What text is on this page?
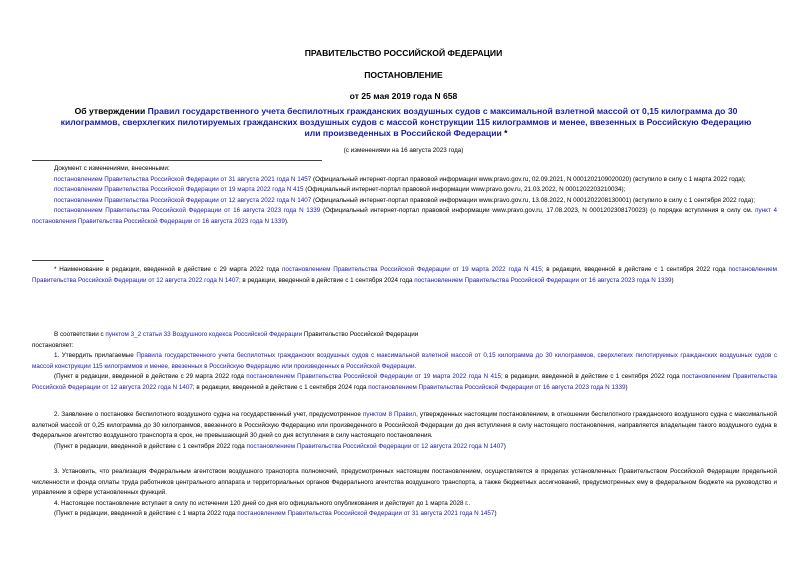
ПРАВИТЕЛЬСТВО РОССИЙСКОЙ ФЕДЕРАЦИИ
ПОСТАНОВЛЕНИЕ
от 25 мая 2019 года N 658
Об утверждении Правил государственного учета беспилотных гражданских воздушных судов с максимальной взлетной массой от 0,15 килограмма до 30 килограммов, сверхлегких пилотируемых гражданских воздушных судов с массой конструкции 115 килограммов и менее, ввезенных в Российскую Федерацию или произведенных в Российской Федерации *
(с изменениями на 16 августа 2023 года)

Документ с изменениями, внесенными:

постановлением Правительства Российской Федерации от 31 августа 2021 года N 1457 (Официальный интернет-портал правовой информации www.pravo.gov.ru, 02.09.2021, N 0001202109020020) (вступило в силу с 1 марта 2022 года);

постановлением Правительства Российской Федерации от 19 марта 2022 года N 415 (Официальный интернет-портал правовой информации www.pravo.gov.ru, 21.03.2022, N 0001202203210034);

постановлением Правительства Российской Федерации от 12 августа 2022 года N 1407 (Официальный интернет-портал правовой информации www.pravo.gov.ru, 13.08.2022, N 0001202208130001) (вступило в силу с 1 сентября 2022 года);

постановлением Правительства Российской Федерации от 16 августа 2023 года N 1339 (Официальный интернет-портал правовой информации www.pravo.gov.ru, 17.08.2023, N 0001202308170023) (о порядке вступления в силу см. пункт 4 постановления Правительства Российской Федерации от 16 августа 2023 года N 1339).

* Наименование в редакции, введенной в действие с 29 марта 2022 года постановлением Правительства Российской Федерации от 19 марта 2022 года N 415; в редакции, введенной в действие с 1 сентября 2022 года постановлением Правительства Российской Федерации от 12 августа 2022 года N 1407; в редакции, введенной в действие с 1 сентября 2024 года постановлением Правительства Российской Федерации от 16 августа 2023 года N 1339)

В соответствии с пунктом 3_2 статьи 33 Воздушного кодекса Российской Федерации Правительство Российской Федерации

постановляет:

1. Утвердить прилагаемые Правила государственного учета беспилотных гражданских воздушных судов с максимальной взлетной массой от 0,15 килограмма до 30 килограммов, сверхлегких пилотируемых гражданских воздушных судов с массой конструкции 115 килограммов и менее, ввезенных в Российскую Федерацию или произведенных в Российской Федерации.

(Пункт в редакции, введенной в действие с 29 марта 2022 года постановлением Правительства Российской Федерации от 19 марта 2022 года N 415; в редакции, введенной в действие с 1 сентября 2022 года постановлением Правительства Российской Федерации от 12 августа 2022 года N 1407; в редакции, введенной в действие с 1 сентября 2024 года постановлением Правительства Российской Федерации от 16 августа 2023 года N 1339)

2. Заявление о постановке беспилотного воздушного судна на государственный учет, предусмотренное пунктом 8 Правил, утвержденных настоящим постановлением, в отношении беспилотного гражданского воздушного судна с максимальной взлетной массой от 0,25 килограмма до 30 килограммов, ввезенного в Российскую Федерацию или произведенного в Российской Федерации до дня вступления в силу настоящего постановления, направляется владельцем такого воздушного судна в Федеральное агентство воздушного транспорта в срок, не превышающий 30 дней со дня вступления в силу настоящего постановления.

(Пункт в редакции, введенной в действие с 1 сентября 2022 года постановлением Правительства Российской Федерации от 12 августа 2022 года N 1407)

3. Установить, что реализация Федеральным агентством воздушного транспорта полномочий, предусмотренных настоящим постановлением, осуществляется в пределах установленных Правительством Российской Федерации предельной численности и фонда оплаты труда работников центрального аппарата и территориальных органов Федерального агентства воздушного транспорта, а также бюджетных ассигнований, предусмотренных ему в федеральном бюджете на руководство и управление в сфере установленных функций.

4. Настоящее постановление вступает в силу по истечении 120 дней со дня его официального опубликования и действует до 1 марта 2028 г..

(Пункт в редакции, введенной в действие с 1 марта 2022 года постановлением Правительства Российской Федерации от 31 августа 2021 года N 1457)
######
The request
Copy each line that contains the word "максимальной".

Exercise response
Об утверждении Правил государственного учета беспилотных гражданских воздушных судов с максимальной взлетной массой от 0,15 килограмма до 30 килограммов, сверхлегких пилотируемых гражданских воздушных судов с массой конструкции 115 килограммов и менее, ввезенных в Российскую Федерацию или произведенных в Российской Федерации *
1. Утвердить прилагаемые Правила государственного учета беспилотных гражданских воздушных судов с максимальной взлетной массой от 0,15 килограмма до 30 килограммов, сверхлегких пилотируемых гражданских воздушных судов с массой конструкции 115 килограммов и менее, ввезенных в Российскую Федерацию или произведенных в Российской Федерации.
2. Заявление о постановке беспилотного воздушного судна на государственный учет, предусмотренное пунктом 8 Правил, утвержденных настоящим постановлением, в отношении беспилотного гражданского воздушного судна с максимальной взлетной массой от 0,25 килограмма до 30 килограммов, ввезенного в Российскую Федерацию или произведенного в Российской Федерации до дня вступления в силу настоящего постановления, направляется владельцем такого воздушного судна в Федеральное агентство воздушного транспорта в срок, не превышающий 30 дней со дня вступления в силу настоящего постановления.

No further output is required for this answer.